**What is required:**
Your task is to output the data exactly as it stands.

-- start Input records --

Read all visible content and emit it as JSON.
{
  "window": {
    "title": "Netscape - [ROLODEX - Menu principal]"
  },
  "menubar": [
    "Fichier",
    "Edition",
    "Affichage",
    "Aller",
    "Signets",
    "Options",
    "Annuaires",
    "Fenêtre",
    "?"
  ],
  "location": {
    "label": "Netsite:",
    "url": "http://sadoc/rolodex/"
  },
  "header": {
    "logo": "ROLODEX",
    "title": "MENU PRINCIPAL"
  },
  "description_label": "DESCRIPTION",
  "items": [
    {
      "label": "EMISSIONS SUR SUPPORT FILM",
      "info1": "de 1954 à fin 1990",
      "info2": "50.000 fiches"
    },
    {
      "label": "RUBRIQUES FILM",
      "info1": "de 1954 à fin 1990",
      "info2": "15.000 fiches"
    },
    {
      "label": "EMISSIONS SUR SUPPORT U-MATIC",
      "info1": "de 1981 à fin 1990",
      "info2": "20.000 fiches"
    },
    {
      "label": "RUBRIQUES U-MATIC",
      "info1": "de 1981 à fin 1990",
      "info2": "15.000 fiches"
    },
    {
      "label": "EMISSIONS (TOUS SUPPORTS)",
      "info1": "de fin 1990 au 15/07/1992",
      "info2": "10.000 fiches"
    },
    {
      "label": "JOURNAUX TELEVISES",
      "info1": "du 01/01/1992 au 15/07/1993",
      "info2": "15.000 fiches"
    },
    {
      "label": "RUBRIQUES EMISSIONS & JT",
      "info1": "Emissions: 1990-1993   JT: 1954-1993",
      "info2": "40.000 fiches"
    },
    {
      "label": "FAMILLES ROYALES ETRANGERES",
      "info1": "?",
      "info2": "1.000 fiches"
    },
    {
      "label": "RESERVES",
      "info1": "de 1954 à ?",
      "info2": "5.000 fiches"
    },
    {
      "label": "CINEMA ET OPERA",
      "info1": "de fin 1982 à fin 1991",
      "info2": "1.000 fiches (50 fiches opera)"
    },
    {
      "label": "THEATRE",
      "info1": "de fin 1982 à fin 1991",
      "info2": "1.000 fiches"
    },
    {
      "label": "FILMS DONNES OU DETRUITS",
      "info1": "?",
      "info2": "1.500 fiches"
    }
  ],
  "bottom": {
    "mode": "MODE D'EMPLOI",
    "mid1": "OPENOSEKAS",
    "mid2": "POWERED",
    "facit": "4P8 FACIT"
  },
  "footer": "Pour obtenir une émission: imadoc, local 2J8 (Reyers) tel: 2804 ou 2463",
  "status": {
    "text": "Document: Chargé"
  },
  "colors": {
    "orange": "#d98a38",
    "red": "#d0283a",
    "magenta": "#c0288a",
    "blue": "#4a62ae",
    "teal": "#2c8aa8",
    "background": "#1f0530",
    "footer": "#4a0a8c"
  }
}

-- end Input records --

**Task result:**
Read all visible content and emit it as JSON.
{
  "window": {
    "title": "Netscape - [ROLODEX - Menu principal]"
  },
  "menubar": [
    "Fichier",
    "Edition",
    "Affichage",
    "Aller",
    "Signets",
    "Options",
    "Annuaires",
    "Fenêtre",
    "?"
  ],
  "location": {
    "label": "Netsite:",
    "url": "http://sadoc/rolodex/"
  },
  "header": {
    "logo": "ROLODEX",
    "title": "MENU PRINCIPAL"
  },
  "description_label": "DESCRIPTION",
  "items": [
    {
      "label": "EMISSIONS SUR SUPPORT FILM",
      "info1": "de 1954 à fin 1990",
      "info2": "50.000 fiches"
    },
    {
      "label": "RUBRIQUES FILM",
      "info1": "de 1954 à fin 1990",
      "info2": "15.000 fiches"
    },
    {
      "label": "EMISSIONS SUR SUPPORT U-MATIC",
      "info1": "de 1981 à fin 1990",
      "info2": "20.000 fiches"
    },
    {
      "label": "RUBRIQUES U-MATIC",
      "info1": "de 1981 à fin 1990",
      "info2": "15.000 fiches"
    },
    {
      "label": "EMISSIONS (TOUS SUPPORTS)",
      "info1": "de fin 1990 au 15/07/1992",
      "info2": "10.000 fiches"
    },
    {
      "label": "JOURNAUX TELEVISES",
      "info1": "du 01/01/1992 au 15/07/1993",
      "info2": "15.000 fiches"
    },
    {
      "label": "RUBRIQUES EMISSIONS & JT",
      "info1": "Emissions: 1990-1993   JT: 1954-1993",
      "info2": "40.000 fiches"
    },
    {
      "label": "FAMILLES ROYALES ETRANGERES",
      "info1": "?",
      "info2": "1.000 fiches"
    },
    {
      "label": "RESERVES",
      "info1": "de 1954 à ?",
      "info2": "5.000 fiches"
    },
    {
      "label": "CINEMA ET OPERA",
      "info1": "de fin 1982 à fin 1991",
      "info2": "1.000 fiches (50 fiches opera)"
    },
    {
      "label": "THEATRE",
      "info1": "de fin 1982 à fin 1991",
      "info2": "1.000 fiches"
    },
    {
      "label": "FILMS DONNES OU DETRUITS",
      "info1": "?",
      "info2": "1.500 fiches"
    }
  ],
  "bottom": {
    "mode": "MODE D'EMPLOI",
    "mid1": "OPENOSEKAS",
    "mid2": "POWERED",
    "facit": "4P8 FACIT"
  },
  "footer": "Pour obtenir une émission: imadoc, local 2J8 (Reyers) tel: 2804 ou 2463",
  "status": {
    "text": "Document: Chargé"
  },
  "colors": {
    "orange": "#d98a38",
    "red": "#d0283a",
    "magenta": "#c0288a",
    "blue": "#4a62ae",
    "teal": "#2c8aa8",
    "background": "#1f0530",
    "footer": "#4a0a8c"
  }
}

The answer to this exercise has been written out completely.